-- Begin GIVEN INFORMATION --

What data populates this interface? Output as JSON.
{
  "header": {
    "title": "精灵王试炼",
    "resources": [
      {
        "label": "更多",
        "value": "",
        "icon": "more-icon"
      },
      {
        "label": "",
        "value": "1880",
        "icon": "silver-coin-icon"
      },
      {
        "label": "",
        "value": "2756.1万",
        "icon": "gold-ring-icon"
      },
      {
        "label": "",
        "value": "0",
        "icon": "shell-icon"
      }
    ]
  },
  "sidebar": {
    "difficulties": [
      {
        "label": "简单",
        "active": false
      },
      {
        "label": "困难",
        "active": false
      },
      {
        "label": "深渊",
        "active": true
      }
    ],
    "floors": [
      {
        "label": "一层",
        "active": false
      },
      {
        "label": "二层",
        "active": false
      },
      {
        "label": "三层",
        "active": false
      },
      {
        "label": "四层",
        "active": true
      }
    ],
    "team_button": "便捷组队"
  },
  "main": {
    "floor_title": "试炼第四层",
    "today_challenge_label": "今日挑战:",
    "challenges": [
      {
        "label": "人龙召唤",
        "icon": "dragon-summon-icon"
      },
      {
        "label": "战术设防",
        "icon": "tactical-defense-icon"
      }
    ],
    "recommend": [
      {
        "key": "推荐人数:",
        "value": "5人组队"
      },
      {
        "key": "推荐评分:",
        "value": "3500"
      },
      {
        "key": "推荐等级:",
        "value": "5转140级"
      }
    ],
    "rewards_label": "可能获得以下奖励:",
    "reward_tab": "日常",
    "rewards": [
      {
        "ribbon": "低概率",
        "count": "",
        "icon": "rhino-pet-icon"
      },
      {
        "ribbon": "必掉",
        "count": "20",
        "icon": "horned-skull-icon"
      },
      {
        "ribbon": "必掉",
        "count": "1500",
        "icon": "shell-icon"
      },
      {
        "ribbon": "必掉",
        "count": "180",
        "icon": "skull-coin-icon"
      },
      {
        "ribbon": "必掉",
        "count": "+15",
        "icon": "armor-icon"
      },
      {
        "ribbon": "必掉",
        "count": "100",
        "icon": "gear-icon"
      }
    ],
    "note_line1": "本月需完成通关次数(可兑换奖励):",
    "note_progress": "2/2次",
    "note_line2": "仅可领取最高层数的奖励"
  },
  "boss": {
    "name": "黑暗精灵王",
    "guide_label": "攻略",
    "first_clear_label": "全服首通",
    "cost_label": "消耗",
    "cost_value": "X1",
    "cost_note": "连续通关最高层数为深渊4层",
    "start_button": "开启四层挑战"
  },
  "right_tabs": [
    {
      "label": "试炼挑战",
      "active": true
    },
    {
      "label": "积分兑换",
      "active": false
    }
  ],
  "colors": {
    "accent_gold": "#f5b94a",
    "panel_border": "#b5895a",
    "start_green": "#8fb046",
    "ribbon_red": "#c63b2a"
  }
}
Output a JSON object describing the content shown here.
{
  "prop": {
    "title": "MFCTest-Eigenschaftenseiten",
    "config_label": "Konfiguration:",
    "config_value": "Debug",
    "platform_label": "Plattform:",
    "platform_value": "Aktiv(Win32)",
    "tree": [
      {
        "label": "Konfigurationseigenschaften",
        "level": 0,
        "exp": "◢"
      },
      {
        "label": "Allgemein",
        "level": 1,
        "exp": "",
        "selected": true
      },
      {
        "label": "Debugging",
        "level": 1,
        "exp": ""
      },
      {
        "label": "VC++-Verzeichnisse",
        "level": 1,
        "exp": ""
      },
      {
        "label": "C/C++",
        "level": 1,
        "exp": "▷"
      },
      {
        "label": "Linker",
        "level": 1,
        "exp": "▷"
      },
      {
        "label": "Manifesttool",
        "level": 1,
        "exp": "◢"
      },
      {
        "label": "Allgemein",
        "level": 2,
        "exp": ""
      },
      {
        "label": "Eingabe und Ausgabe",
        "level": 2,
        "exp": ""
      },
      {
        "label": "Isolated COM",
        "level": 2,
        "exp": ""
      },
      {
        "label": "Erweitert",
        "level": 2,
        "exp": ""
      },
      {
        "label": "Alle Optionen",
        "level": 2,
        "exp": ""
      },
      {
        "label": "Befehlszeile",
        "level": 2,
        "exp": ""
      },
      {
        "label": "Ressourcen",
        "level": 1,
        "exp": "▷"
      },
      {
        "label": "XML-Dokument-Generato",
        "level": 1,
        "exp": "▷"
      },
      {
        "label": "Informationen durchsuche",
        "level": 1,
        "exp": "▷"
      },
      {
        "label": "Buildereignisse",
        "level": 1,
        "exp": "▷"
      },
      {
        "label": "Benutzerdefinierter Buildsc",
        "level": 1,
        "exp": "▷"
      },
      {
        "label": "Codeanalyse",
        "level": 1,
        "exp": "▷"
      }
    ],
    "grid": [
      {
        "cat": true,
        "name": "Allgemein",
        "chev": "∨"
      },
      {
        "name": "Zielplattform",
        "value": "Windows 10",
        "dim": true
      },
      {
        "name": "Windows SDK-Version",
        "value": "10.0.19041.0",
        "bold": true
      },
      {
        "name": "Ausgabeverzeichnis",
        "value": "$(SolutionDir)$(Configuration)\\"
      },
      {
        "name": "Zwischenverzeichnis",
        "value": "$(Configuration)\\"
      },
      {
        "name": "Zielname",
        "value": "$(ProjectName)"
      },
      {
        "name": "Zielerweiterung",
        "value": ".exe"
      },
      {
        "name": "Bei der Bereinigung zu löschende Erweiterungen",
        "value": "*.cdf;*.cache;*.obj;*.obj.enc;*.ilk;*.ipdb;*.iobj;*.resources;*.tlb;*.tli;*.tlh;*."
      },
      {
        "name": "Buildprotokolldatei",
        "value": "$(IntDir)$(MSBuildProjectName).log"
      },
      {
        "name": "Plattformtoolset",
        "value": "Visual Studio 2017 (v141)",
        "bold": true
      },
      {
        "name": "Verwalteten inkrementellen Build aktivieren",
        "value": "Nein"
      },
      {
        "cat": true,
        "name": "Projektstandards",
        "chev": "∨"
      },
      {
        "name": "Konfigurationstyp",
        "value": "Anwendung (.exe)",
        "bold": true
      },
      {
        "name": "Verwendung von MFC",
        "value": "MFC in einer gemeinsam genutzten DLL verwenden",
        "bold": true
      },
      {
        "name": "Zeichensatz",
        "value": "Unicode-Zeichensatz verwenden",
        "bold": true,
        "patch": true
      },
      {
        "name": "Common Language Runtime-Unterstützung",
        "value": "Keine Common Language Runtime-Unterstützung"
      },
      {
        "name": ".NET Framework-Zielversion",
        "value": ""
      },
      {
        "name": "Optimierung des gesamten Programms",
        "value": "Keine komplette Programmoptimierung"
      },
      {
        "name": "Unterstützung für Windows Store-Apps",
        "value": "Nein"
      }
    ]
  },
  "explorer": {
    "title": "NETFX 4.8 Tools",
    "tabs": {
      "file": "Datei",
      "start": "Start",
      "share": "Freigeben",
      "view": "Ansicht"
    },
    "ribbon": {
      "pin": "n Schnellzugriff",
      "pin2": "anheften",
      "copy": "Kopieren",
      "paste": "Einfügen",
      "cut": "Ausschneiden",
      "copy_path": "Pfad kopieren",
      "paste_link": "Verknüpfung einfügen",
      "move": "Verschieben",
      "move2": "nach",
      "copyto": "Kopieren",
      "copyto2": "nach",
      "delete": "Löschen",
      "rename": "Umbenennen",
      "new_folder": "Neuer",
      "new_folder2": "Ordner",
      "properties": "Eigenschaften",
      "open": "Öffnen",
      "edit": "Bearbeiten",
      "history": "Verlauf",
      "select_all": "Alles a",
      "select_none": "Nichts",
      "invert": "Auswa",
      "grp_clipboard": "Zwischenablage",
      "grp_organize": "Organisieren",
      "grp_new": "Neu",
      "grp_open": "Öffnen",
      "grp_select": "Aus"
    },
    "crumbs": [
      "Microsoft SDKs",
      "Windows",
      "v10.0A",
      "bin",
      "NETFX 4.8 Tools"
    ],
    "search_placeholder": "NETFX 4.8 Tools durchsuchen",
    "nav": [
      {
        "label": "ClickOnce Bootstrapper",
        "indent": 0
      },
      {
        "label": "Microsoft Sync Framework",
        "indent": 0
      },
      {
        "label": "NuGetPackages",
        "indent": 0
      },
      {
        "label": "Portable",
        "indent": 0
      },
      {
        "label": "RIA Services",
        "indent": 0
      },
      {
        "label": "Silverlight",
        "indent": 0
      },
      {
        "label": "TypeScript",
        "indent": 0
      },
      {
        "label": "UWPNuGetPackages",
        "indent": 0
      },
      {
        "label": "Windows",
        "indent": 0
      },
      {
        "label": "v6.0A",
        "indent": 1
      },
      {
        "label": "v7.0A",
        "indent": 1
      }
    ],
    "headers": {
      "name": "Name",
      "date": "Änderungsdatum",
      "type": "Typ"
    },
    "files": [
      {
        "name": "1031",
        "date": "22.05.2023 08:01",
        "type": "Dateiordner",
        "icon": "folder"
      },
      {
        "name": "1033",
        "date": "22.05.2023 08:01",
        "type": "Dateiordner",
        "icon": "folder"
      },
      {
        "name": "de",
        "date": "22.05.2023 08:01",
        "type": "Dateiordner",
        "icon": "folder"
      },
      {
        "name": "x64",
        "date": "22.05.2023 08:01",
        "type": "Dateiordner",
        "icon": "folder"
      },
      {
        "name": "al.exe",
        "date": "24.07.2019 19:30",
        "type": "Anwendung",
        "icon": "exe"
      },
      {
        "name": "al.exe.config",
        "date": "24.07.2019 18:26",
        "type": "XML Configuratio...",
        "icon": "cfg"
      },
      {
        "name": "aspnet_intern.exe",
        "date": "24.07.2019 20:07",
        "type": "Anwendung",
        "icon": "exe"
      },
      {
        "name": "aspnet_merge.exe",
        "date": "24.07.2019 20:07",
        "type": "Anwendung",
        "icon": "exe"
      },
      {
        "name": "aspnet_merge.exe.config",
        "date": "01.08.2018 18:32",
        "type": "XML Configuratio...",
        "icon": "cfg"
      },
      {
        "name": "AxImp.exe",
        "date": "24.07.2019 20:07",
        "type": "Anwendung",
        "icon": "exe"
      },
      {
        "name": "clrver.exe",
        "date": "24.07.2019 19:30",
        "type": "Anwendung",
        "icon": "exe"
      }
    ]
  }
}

-- End GIVEN INFORMATION --

• _GIVEN EXERCISE_
Collect each line holding the string "coin".

• _FINISHED TASK_
        "icon": "silver-coin-icon"
        "icon": "skull-coin-icon"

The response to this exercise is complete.